Provided entries
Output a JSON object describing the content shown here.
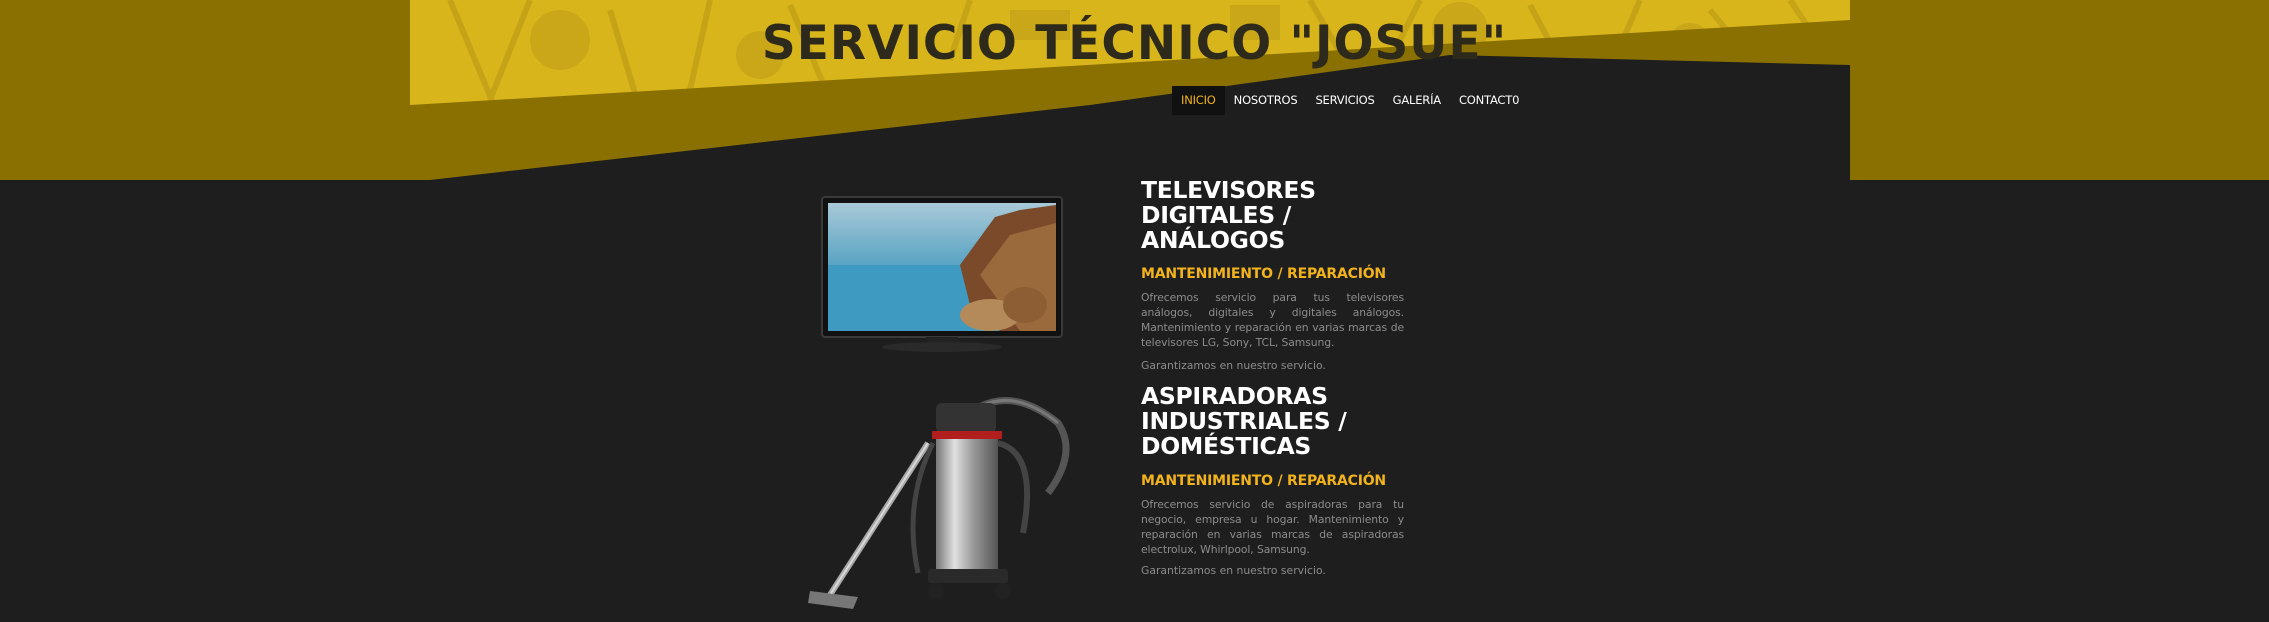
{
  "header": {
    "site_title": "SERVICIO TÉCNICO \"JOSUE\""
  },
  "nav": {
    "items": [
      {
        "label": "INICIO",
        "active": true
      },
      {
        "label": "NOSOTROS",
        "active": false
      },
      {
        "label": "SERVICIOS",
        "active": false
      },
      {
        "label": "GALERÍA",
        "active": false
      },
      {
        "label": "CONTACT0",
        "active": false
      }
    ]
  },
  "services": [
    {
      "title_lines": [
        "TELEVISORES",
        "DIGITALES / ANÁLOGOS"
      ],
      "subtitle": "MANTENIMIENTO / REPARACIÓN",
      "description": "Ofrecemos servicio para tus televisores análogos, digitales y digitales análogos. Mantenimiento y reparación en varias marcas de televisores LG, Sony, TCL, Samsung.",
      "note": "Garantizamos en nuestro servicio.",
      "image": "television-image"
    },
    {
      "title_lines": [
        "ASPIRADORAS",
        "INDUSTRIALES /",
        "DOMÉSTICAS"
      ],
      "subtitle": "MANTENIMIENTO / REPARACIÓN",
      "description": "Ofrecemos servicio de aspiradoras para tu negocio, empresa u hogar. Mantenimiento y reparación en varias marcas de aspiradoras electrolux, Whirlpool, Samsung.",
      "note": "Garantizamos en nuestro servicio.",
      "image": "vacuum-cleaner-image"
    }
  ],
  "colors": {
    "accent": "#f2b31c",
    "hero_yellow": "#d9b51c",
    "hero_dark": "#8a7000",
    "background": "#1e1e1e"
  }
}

Short exercise
From the data, list each line in which the string "varias" appears.

Response to this exercise
      "description": "Ofrecemos servicio para tus televisores análogos, digitales y digitales análogos. Mantenimiento y reparación en varias marcas de televisores LG, Sony, TCL, Samsung.",
      "description": "Ofrecemos servicio de aspiradoras para tu negocio, empresa u hogar. Mantenimiento y reparación en varias marcas de aspiradoras electrolux, Whirlpool, Samsung.",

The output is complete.